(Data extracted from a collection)
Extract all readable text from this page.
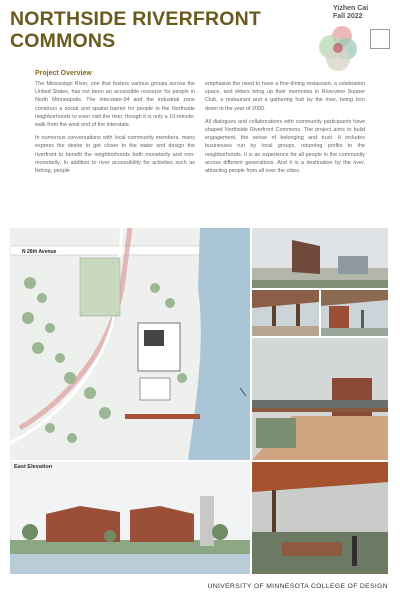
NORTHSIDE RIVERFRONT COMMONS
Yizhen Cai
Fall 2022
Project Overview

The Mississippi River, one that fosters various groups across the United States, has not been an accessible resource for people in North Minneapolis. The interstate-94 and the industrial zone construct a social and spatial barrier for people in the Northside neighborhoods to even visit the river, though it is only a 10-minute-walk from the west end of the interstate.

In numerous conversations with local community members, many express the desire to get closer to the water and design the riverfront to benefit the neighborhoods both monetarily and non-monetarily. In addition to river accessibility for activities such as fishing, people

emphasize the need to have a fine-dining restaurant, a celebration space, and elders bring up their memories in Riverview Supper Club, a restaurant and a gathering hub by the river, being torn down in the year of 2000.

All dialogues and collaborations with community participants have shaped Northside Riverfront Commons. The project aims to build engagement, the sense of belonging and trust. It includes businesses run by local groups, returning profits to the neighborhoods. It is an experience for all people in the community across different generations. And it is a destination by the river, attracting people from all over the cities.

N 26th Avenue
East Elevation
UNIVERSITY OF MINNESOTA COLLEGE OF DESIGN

• **PROBLEM STATEMENT**
Set the listing down in full and exactly. Pictures within it should not appear in the copy.

• **ANSWER**
Extract all readable text from this page.
NORTHSIDE RIVERFRONT COMMONS
Yizhen Cai
Fall 2022
Project Overview

The Mississippi River, one that fosters various groups across the United States, has not been an accessible resource for people in North Minneapolis. The interstate-94 and the industrial zone construct a social and spatial barrier for people in the Northside neighborhoods to even visit the river, though it is only a 10-minute-walk from the west end of the interstate.

In numerous conversations with local community members, many express the desire to get closer to the water and design the riverfront to benefit the neighborhoods both monetarily and non-monetarily. In addition to river accessibility for activities such as fishing, people

emphasize the need to have a fine-dining restaurant, a celebration space, and elders bring up their memories in Riverview Supper Club, a restaurant and a gathering hub by the river, being torn down in the year of 2000.

All dialogues and collaborations with community participants have shaped Northside Riverfront Commons. The project aims to build engagement, the sense of belonging and trust. It includes businesses run by local groups, returning profits to the neighborhoods. It is an experience for all people in the community across different generations. And it is a destination by the river, attracting people from all over the cities.

N 26th Avenue
East Elevation
UNIVERSITY OF MINNESOTA COLLEGE OF DESIGN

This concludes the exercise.